- [Problem requirements] Check each line of the data below for the word "lots", then extract the ones that have it.

- [Records excerpted from a collection]
-*-*-

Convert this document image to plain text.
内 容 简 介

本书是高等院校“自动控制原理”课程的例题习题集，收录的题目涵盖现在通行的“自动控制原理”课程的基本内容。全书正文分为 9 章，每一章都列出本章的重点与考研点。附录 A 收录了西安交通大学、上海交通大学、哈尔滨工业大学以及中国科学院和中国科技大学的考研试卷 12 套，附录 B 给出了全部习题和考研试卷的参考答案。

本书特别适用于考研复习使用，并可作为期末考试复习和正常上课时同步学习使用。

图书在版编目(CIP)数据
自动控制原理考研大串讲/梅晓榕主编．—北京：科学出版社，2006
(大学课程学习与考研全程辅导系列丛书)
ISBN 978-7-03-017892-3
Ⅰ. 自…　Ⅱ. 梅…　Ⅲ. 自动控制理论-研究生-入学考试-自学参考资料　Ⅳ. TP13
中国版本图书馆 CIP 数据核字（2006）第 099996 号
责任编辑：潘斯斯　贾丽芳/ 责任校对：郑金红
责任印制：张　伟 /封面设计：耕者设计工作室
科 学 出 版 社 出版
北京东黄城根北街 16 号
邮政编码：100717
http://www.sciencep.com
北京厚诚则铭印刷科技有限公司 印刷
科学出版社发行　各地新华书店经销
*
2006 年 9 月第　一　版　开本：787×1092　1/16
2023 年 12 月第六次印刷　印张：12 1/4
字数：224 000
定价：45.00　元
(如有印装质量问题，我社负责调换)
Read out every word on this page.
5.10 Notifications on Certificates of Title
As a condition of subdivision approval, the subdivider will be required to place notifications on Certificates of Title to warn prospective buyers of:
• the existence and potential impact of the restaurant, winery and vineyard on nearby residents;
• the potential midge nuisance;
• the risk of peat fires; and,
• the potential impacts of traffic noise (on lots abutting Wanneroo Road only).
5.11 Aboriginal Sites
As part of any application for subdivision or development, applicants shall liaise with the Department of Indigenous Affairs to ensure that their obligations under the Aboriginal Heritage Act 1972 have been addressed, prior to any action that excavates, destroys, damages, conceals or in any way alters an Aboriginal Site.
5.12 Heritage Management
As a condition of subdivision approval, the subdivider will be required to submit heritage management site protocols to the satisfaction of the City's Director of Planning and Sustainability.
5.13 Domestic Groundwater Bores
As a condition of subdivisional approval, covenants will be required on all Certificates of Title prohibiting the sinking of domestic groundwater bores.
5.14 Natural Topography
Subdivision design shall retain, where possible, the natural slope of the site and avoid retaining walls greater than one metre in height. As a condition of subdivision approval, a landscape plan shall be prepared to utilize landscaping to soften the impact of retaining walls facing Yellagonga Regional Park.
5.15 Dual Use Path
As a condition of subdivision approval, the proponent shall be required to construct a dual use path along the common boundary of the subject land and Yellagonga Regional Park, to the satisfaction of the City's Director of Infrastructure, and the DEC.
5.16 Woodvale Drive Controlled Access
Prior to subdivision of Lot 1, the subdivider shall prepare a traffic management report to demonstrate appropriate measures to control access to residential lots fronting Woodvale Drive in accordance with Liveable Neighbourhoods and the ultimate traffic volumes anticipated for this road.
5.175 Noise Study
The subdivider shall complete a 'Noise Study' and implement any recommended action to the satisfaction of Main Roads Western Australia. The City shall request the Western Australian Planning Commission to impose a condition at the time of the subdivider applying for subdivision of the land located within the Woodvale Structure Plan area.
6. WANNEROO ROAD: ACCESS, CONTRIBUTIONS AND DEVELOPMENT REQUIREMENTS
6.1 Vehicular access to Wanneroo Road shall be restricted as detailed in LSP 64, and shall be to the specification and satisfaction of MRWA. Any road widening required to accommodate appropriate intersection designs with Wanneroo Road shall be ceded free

-*-*-

- [Correct response]
• the potential impacts of traffic noise (on lots abutting Wanneroo Road only).
Prior to subdivision of Lot 1, the subdivider shall prepare a traffic management report to demonstrate appropriate measures to control access to residential lots fronting Woodvale Drive in accordance with Liveable Neighbourhoods and the ultimate traffic volumes anticipated for this road.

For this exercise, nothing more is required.